Recorded information
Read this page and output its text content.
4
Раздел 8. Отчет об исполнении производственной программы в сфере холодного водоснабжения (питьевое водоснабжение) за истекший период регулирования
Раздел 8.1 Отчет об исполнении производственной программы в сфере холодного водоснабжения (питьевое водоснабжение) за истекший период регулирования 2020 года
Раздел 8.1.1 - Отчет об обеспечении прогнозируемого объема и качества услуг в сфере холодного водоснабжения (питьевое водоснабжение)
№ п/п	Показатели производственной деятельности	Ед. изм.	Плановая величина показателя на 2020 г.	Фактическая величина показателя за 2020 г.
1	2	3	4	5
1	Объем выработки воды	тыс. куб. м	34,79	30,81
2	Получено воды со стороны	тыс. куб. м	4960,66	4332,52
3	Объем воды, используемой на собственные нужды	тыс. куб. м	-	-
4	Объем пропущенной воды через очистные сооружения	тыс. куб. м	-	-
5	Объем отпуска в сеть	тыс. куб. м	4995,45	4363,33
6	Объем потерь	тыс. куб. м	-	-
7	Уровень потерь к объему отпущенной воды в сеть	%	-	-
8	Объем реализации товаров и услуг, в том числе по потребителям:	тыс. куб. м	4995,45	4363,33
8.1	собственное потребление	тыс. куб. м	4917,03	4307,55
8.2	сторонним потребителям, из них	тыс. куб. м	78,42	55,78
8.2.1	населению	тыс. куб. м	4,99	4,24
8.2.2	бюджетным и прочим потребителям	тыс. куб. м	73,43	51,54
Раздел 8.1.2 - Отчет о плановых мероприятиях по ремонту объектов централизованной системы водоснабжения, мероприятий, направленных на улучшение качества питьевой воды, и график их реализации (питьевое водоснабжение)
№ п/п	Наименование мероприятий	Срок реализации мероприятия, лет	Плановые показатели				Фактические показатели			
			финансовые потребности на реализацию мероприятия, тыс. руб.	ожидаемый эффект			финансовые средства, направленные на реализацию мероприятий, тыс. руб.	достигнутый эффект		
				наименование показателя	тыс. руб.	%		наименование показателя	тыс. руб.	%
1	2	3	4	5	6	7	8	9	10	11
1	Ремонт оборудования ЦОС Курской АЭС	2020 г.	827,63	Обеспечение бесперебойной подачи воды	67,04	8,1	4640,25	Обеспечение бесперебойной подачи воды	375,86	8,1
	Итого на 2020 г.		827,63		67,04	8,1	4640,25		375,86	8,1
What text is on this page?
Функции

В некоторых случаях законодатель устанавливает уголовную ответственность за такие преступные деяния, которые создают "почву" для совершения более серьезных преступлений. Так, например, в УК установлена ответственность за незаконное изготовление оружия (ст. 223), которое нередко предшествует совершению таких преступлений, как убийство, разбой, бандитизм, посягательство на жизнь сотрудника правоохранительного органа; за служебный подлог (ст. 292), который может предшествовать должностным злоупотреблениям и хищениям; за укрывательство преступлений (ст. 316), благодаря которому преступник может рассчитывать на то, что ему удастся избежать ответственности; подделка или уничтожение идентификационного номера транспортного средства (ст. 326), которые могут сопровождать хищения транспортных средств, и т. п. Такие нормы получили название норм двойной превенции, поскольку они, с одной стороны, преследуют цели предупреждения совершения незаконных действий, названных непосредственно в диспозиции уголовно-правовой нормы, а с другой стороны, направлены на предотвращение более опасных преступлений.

Challenge
Repeat the entries exactly, all of them.

Right answer
Read this page and output its text content.
4
Раздел 8. Отчет об исполнении производственной программы в сфере холодного водоснабжения (питьевое водоснабжение) за истекший период регулирования
Раздел 8.1 Отчет об исполнении производственной программы в сфере холодного водоснабжения (питьевое водоснабжение) за истекший период регулирования 2020 года
Раздел 8.1.1 - Отчет об обеспечении прогнозируемого объема и качества услуг в сфере холодного водоснабжения (питьевое водоснабжение)
№ п/п	Показатели производственной деятельности	Ед. изм.	Плановая величина показателя на 2020 г.	Фактическая величина показателя за 2020 г.
1	2	3	4	5
1	Объем выработки воды	тыс. куб. м	34,79	30,81
2	Получено воды со стороны	тыс. куб. м	4960,66	4332,52
3	Объем воды, используемой на собственные нужды	тыс. куб. м	-	-
4	Объем пропущенной воды через очистные сооружения	тыс. куб. м	-	-
5	Объем отпуска в сеть	тыс. куб. м	4995,45	4363,33
6	Объем потерь	тыс. куб. м	-	-
7	Уровень потерь к объему отпущенной воды в сеть	%	-	-
8	Объем реализации товаров и услуг, в том числе по потребителям:	тыс. куб. м	4995,45	4363,33
8.1	собственное потребление	тыс. куб. м	4917,03	4307,55
8.2	сторонним потребителям, из них	тыс. куб. м	78,42	55,78
8.2.1	населению	тыс. куб. м	4,99	4,24
8.2.2	бюджетным и прочим потребителям	тыс. куб. м	73,43	51,54
Раздел 8.1.2 - Отчет о плановых мероприятиях по ремонту объектов централизованной системы водоснабжения, мероприятий, направленных на улучшение качества питьевой воды, и график их реализации (питьевое водоснабжение)
№ п/п	Наименование мероприятий	Срок реализации мероприятия, лет	Плановые показатели				Фактические показатели			
			финансовые потребности на реализацию мероприятия, тыс. руб.	ожидаемый эффект			финансовые средства, направленные на реализацию мероприятий, тыс. руб.	достигнутый эффект		
				наименование показателя	тыс. руб.	%		наименование показателя	тыс. руб.	%
1	2	3	4	5	6	7	8	9	10	11
1	Ремонт оборудования ЦОС Курской АЭС	2020 г.	827,63	Обеспечение бесперебойной подачи воды	67,04	8,1	4640,25	Обеспечение бесперебойной подачи воды	375,86	8,1
	Итого на 2020 г.		827,63		67,04	8,1	4640,25		375,86	8,1
What text is on this page?
Функции

В некоторых случаях законодатель устанавливает уголовную ответственность за такие преступные деяния, которые создают "почву" для совершения более серьезных преступлений. Так, например, в УК установлена ответственность за незаконное изготовление оружия (ст. 223), которое нередко предшествует совершению таких преступлений, как убийство, разбой, бандитизм, посягательство на жизнь сотрудника правоохранительного органа; за служебный подлог (ст. 292), который может предшествовать должностным злоупотреблениям и хищениям; за укрывательство преступлений (ст. 316), благодаря которому преступник может рассчитывать на то, что ему удастся избежать ответственности; подделка или уничтожение идентификационного номера транспортного средства (ст. 326), которые могут сопровождать хищения транспортных средств, и т. п. Такие нормы получили название норм двойной превенции, поскольку они, с одной стороны, преследуют цели предупреждения совершения незаконных действий, названных непосредственно в диспозиции уголовно-правовой нормы, а с другой стороны, направлены на предотвращение более опасных преступлений.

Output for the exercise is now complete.